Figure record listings
------------------------------

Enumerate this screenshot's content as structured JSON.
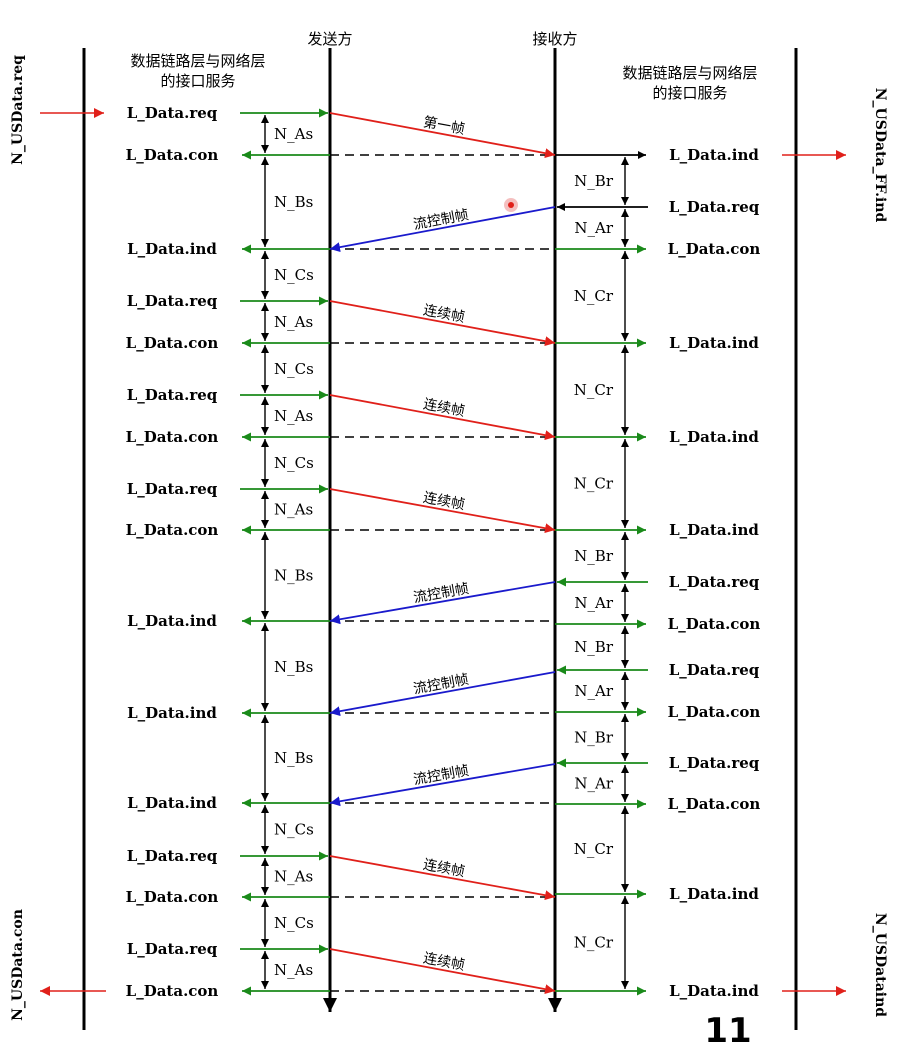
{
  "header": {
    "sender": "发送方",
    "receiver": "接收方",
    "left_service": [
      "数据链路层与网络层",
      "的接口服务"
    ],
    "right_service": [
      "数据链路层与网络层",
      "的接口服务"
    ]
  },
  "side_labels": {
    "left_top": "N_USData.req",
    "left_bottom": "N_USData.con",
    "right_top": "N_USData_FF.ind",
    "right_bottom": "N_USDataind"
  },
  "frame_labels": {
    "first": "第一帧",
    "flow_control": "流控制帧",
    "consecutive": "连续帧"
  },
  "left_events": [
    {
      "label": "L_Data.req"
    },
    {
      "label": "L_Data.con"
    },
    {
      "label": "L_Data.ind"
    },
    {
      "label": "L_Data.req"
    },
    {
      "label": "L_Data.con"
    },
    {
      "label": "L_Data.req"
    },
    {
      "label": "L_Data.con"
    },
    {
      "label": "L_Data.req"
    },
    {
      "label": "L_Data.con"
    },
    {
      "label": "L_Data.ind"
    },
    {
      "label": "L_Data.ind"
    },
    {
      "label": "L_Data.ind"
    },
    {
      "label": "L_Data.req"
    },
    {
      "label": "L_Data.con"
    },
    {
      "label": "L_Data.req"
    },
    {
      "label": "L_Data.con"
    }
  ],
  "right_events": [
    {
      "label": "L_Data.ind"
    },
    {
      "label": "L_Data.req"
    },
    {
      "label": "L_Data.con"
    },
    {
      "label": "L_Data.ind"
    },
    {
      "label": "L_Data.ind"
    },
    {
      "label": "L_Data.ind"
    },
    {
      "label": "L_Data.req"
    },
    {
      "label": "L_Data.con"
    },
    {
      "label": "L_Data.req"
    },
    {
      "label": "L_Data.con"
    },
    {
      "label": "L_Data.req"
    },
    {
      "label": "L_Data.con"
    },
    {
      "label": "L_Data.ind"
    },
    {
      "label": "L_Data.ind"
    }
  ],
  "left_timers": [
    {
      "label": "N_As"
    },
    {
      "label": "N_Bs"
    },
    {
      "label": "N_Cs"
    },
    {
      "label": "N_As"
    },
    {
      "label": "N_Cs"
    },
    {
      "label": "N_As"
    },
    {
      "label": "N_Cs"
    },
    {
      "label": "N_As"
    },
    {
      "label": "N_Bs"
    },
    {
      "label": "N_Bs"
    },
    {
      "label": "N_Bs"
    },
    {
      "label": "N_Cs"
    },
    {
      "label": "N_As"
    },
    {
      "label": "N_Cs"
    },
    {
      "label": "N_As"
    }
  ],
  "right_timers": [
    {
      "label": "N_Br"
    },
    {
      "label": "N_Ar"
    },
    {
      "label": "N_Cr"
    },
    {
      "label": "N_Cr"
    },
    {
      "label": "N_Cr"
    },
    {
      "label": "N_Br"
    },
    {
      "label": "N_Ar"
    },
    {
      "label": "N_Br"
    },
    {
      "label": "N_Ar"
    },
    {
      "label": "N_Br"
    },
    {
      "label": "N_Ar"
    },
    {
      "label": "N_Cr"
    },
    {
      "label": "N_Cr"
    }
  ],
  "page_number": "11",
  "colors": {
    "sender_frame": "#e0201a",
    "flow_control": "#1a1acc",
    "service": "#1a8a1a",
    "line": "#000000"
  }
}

------------------------------

Goal of the exercise
Repeat all of the records verbatim, leaving out the pictures.

Solution
Enumerate this screenshot's content as structured JSON.
{
  "header": {
    "sender": "发送方",
    "receiver": "接收方",
    "left_service": [
      "数据链路层与网络层",
      "的接口服务"
    ],
    "right_service": [
      "数据链路层与网络层",
      "的接口服务"
    ]
  },
  "side_labels": {
    "left_top": "N_USData.req",
    "left_bottom": "N_USData.con",
    "right_top": "N_USData_FF.ind",
    "right_bottom": "N_USDataind"
  },
  "frame_labels": {
    "first": "第一帧",
    "flow_control": "流控制帧",
    "consecutive": "连续帧"
  },
  "left_events": [
    {
      "label": "L_Data.req"
    },
    {
      "label": "L_Data.con"
    },
    {
      "label": "L_Data.ind"
    },
    {
      "label": "L_Data.req"
    },
    {
      "label": "L_Data.con"
    },
    {
      "label": "L_Data.req"
    },
    {
      "label": "L_Data.con"
    },
    {
      "label": "L_Data.req"
    },
    {
      "label": "L_Data.con"
    },
    {
      "label": "L_Data.ind"
    },
    {
      "label": "L_Data.ind"
    },
    {
      "label": "L_Data.ind"
    },
    {
      "label": "L_Data.req"
    },
    {
      "label": "L_Data.con"
    },
    {
      "label": "L_Data.req"
    },
    {
      "label": "L_Data.con"
    }
  ],
  "right_events": [
    {
      "label": "L_Data.ind"
    },
    {
      "label": "L_Data.req"
    },
    {
      "label": "L_Data.con"
    },
    {
      "label": "L_Data.ind"
    },
    {
      "label": "L_Data.ind"
    },
    {
      "label": "L_Data.ind"
    },
    {
      "label": "L_Data.req"
    },
    {
      "label": "L_Data.con"
    },
    {
      "label": "L_Data.req"
    },
    {
      "label": "L_Data.con"
    },
    {
      "label": "L_Data.req"
    },
    {
      "label": "L_Data.con"
    },
    {
      "label": "L_Data.ind"
    },
    {
      "label": "L_Data.ind"
    }
  ],
  "left_timers": [
    {
      "label": "N_As"
    },
    {
      "label": "N_Bs"
    },
    {
      "label": "N_Cs"
    },
    {
      "label": "N_As"
    },
    {
      "label": "N_Cs"
    },
    {
      "label": "N_As"
    },
    {
      "label": "N_Cs"
    },
    {
      "label": "N_As"
    },
    {
      "label": "N_Bs"
    },
    {
      "label": "N_Bs"
    },
    {
      "label": "N_Bs"
    },
    {
      "label": "N_Cs"
    },
    {
      "label": "N_As"
    },
    {
      "label": "N_Cs"
    },
    {
      "label": "N_As"
    }
  ],
  "right_timers": [
    {
      "label": "N_Br"
    },
    {
      "label": "N_Ar"
    },
    {
      "label": "N_Cr"
    },
    {
      "label": "N_Cr"
    },
    {
      "label": "N_Cr"
    },
    {
      "label": "N_Br"
    },
    {
      "label": "N_Ar"
    },
    {
      "label": "N_Br"
    },
    {
      "label": "N_Ar"
    },
    {
      "label": "N_Br"
    },
    {
      "label": "N_Ar"
    },
    {
      "label": "N_Cr"
    },
    {
      "label": "N_Cr"
    }
  ],
  "page_number": "11",
  "colors": {
    "sender_frame": "#e0201a",
    "flow_control": "#1a1acc",
    "service": "#1a8a1a",
    "line": "#000000"
  }
}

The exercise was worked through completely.